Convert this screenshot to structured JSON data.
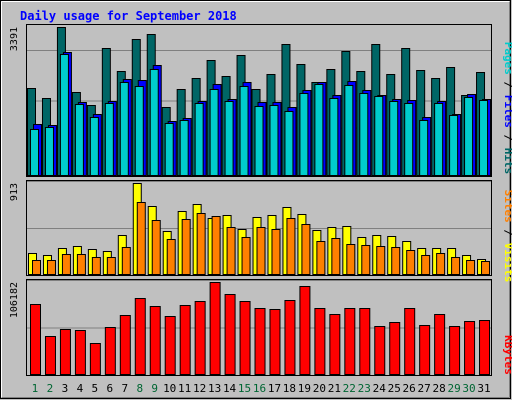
{
  "title": "Daily usage for September 2018",
  "colors": {
    "background": "#c0c0c0",
    "title": "#0000ff",
    "hits": "#006666",
    "files": "#0000ff",
    "pages": "#00cccc",
    "visits": "#ffff00",
    "sites": "#ff8000",
    "kbytes": "#ff0000",
    "weekend_label": "#006633",
    "weekday_label": "#000000"
  },
  "chart_data": [
    {
      "type": "bar",
      "title": "Daily usage for September 2018",
      "categories": [
        "1",
        "2",
        "3",
        "4",
        "5",
        "6",
        "7",
        "8",
        "9",
        "10",
        "11",
        "12",
        "13",
        "14",
        "15",
        "16",
        "17",
        "18",
        "19",
        "20",
        "21",
        "22",
        "23",
        "24",
        "25",
        "26",
        "27",
        "28",
        "29",
        "30",
        "31"
      ],
      "weekend_days": [
        "1",
        "2",
        "8",
        "9",
        "15",
        "16",
        "22",
        "23",
        "29",
        "30"
      ],
      "ymax_label": "3391",
      "ylim": [
        0,
        3391
      ],
      "series": [
        {
          "name": "Hits",
          "values": [
            2000,
            1780,
            3391,
            1920,
            1610,
            2920,
            2400,
            3120,
            3240,
            1570,
            1990,
            2230,
            2650,
            2270,
            2760,
            1970,
            2310,
            3000,
            2540,
            2130,
            2430,
            2850,
            2400,
            3000,
            2310,
            2920,
            2410,
            2230,
            2480,
            1850,
            2360
          ]
        },
        {
          "name": "Files",
          "values": [
            1180,
            1150,
            2820,
            1680,
            1400,
            1700,
            2200,
            2180,
            2530,
            1260,
            1330,
            1700,
            2100,
            1750,
            2130,
            1690,
            1680,
            1560,
            1960,
            2150,
            1840,
            2160,
            1950,
            1840,
            1760,
            1730,
            1350,
            1700,
            1420,
            1870,
            1760
          ]
        },
        {
          "name": "Pages",
          "values": [
            1080,
            1110,
            2780,
            1640,
            1350,
            1660,
            2150,
            2050,
            2440,
            1200,
            1280,
            1650,
            1980,
            1700,
            2050,
            1600,
            1620,
            1490,
            1900,
            2100,
            1780,
            2080,
            1900,
            1820,
            1700,
            1650,
            1280,
            1650,
            1380,
            1800,
            1720
          ]
        }
      ]
    },
    {
      "type": "bar",
      "categories": [
        "1",
        "2",
        "3",
        "4",
        "5",
        "6",
        "7",
        "8",
        "9",
        "10",
        "11",
        "12",
        "13",
        "14",
        "15",
        "16",
        "17",
        "18",
        "19",
        "20",
        "21",
        "22",
        "23",
        "24",
        "25",
        "26",
        "27",
        "28",
        "29",
        "30",
        "31"
      ],
      "ymax_label": "913",
      "ylim": [
        0,
        913
      ],
      "series": [
        {
          "name": "Visits",
          "values": [
            215,
            200,
            270,
            285,
            255,
            240,
            395,
            913,
            680,
            440,
            640,
            700,
            570,
            600,
            460,
            580,
            600,
            670,
            610,
            445,
            480,
            490,
            380,
            400,
            390,
            340,
            270,
            270,
            270,
            195,
            155
          ]
        },
        {
          "name": "Sites",
          "values": [
            150,
            150,
            210,
            205,
            175,
            180,
            280,
            720,
            550,
            360,
            560,
            620,
            590,
            480,
            380,
            480,
            460,
            570,
            510,
            340,
            370,
            310,
            300,
            290,
            280,
            250,
            200,
            220,
            180,
            150,
            135
          ]
        }
      ]
    },
    {
      "type": "bar",
      "categories": [
        "1",
        "2",
        "3",
        "4",
        "5",
        "6",
        "7",
        "8",
        "9",
        "10",
        "11",
        "12",
        "13",
        "14",
        "15",
        "16",
        "17",
        "18",
        "19",
        "20",
        "21",
        "22",
        "23",
        "24",
        "25",
        "26",
        "27",
        "28",
        "29",
        "30",
        "31"
      ],
      "ymax_label": "106182",
      "ylim": [
        0,
        106182
      ],
      "series": [
        {
          "name": "KBytes",
          "values": [
            81000,
            44000,
            53000,
            51000,
            37000,
            55000,
            68000,
            88000,
            79000,
            67000,
            80000,
            85000,
            106182,
            92000,
            84000,
            77000,
            75000,
            86000,
            102000,
            77000,
            70000,
            76000,
            77000,
            56000,
            60000,
            77000,
            57000,
            70000,
            56000,
            62000,
            63000
          ]
        }
      ]
    }
  ],
  "labels": {
    "hits": "Hits",
    "files": "Files",
    "pages": "Pages",
    "visits": "Visits",
    "sites": "Sites",
    "kbytes": "KBytes",
    "separator": " / "
  }
}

+ + +

◆ DO THIS: Reproduce every line above as written, skipping pictures.

◆ THE OUTPUT:
Convert this screenshot to structured JSON data.
{
  "title": "Daily usage for September 2018",
  "colors": {
    "background": "#c0c0c0",
    "title": "#0000ff",
    "hits": "#006666",
    "files": "#0000ff",
    "pages": "#00cccc",
    "visits": "#ffff00",
    "sites": "#ff8000",
    "kbytes": "#ff0000",
    "weekend_label": "#006633",
    "weekday_label": "#000000"
  },
  "chart_data": [
    {
      "type": "bar",
      "title": "Daily usage for September 2018",
      "categories": [
        "1",
        "2",
        "3",
        "4",
        "5",
        "6",
        "7",
        "8",
        "9",
        "10",
        "11",
        "12",
        "13",
        "14",
        "15",
        "16",
        "17",
        "18",
        "19",
        "20",
        "21",
        "22",
        "23",
        "24",
        "25",
        "26",
        "27",
        "28",
        "29",
        "30",
        "31"
      ],
      "weekend_days": [
        "1",
        "2",
        "8",
        "9",
        "15",
        "16",
        "22",
        "23",
        "29",
        "30"
      ],
      "ymax_label": "3391",
      "ylim": [
        0,
        3391
      ],
      "series": [
        {
          "name": "Hits",
          "values": [
            2000,
            1780,
            3391,
            1920,
            1610,
            2920,
            2400,
            3120,
            3240,
            1570,
            1990,
            2230,
            2650,
            2270,
            2760,
            1970,
            2310,
            3000,
            2540,
            2130,
            2430,
            2850,
            2400,
            3000,
            2310,
            2920,
            2410,
            2230,
            2480,
            1850,
            2360
          ]
        },
        {
          "name": "Files",
          "values": [
            1180,
            1150,
            2820,
            1680,
            1400,
            1700,
            2200,
            2180,
            2530,
            1260,
            1330,
            1700,
            2100,
            1750,
            2130,
            1690,
            1680,
            1560,
            1960,
            2150,
            1840,
            2160,
            1950,
            1840,
            1760,
            1730,
            1350,
            1700,
            1420,
            1870,
            1760
          ]
        },
        {
          "name": "Pages",
          "values": [
            1080,
            1110,
            2780,
            1640,
            1350,
            1660,
            2150,
            2050,
            2440,
            1200,
            1280,
            1650,
            1980,
            1700,
            2050,
            1600,
            1620,
            1490,
            1900,
            2100,
            1780,
            2080,
            1900,
            1820,
            1700,
            1650,
            1280,
            1650,
            1380,
            1800,
            1720
          ]
        }
      ]
    },
    {
      "type": "bar",
      "categories": [
        "1",
        "2",
        "3",
        "4",
        "5",
        "6",
        "7",
        "8",
        "9",
        "10",
        "11",
        "12",
        "13",
        "14",
        "15",
        "16",
        "17",
        "18",
        "19",
        "20",
        "21",
        "22",
        "23",
        "24",
        "25",
        "26",
        "27",
        "28",
        "29",
        "30",
        "31"
      ],
      "ymax_label": "913",
      "ylim": [
        0,
        913
      ],
      "series": [
        {
          "name": "Visits",
          "values": [
            215,
            200,
            270,
            285,
            255,
            240,
            395,
            913,
            680,
            440,
            640,
            700,
            570,
            600,
            460,
            580,
            600,
            670,
            610,
            445,
            480,
            490,
            380,
            400,
            390,
            340,
            270,
            270,
            270,
            195,
            155
          ]
        },
        {
          "name": "Sites",
          "values": [
            150,
            150,
            210,
            205,
            175,
            180,
            280,
            720,
            550,
            360,
            560,
            620,
            590,
            480,
            380,
            480,
            460,
            570,
            510,
            340,
            370,
            310,
            300,
            290,
            280,
            250,
            200,
            220,
            180,
            150,
            135
          ]
        }
      ]
    },
    {
      "type": "bar",
      "categories": [
        "1",
        "2",
        "3",
        "4",
        "5",
        "6",
        "7",
        "8",
        "9",
        "10",
        "11",
        "12",
        "13",
        "14",
        "15",
        "16",
        "17",
        "18",
        "19",
        "20",
        "21",
        "22",
        "23",
        "24",
        "25",
        "26",
        "27",
        "28",
        "29",
        "30",
        "31"
      ],
      "ymax_label": "106182",
      "ylim": [
        0,
        106182
      ],
      "series": [
        {
          "name": "KBytes",
          "values": [
            81000,
            44000,
            53000,
            51000,
            37000,
            55000,
            68000,
            88000,
            79000,
            67000,
            80000,
            85000,
            106182,
            92000,
            84000,
            77000,
            75000,
            86000,
            102000,
            77000,
            70000,
            76000,
            77000,
            56000,
            60000,
            77000,
            57000,
            70000,
            56000,
            62000,
            63000
          ]
        }
      ]
    }
  ],
  "labels": {
    "hits": "Hits",
    "files": "Files",
    "pages": "Pages",
    "visits": "Visits",
    "sites": "Sites",
    "kbytes": "KBytes",
    "separator": " / "
  }
}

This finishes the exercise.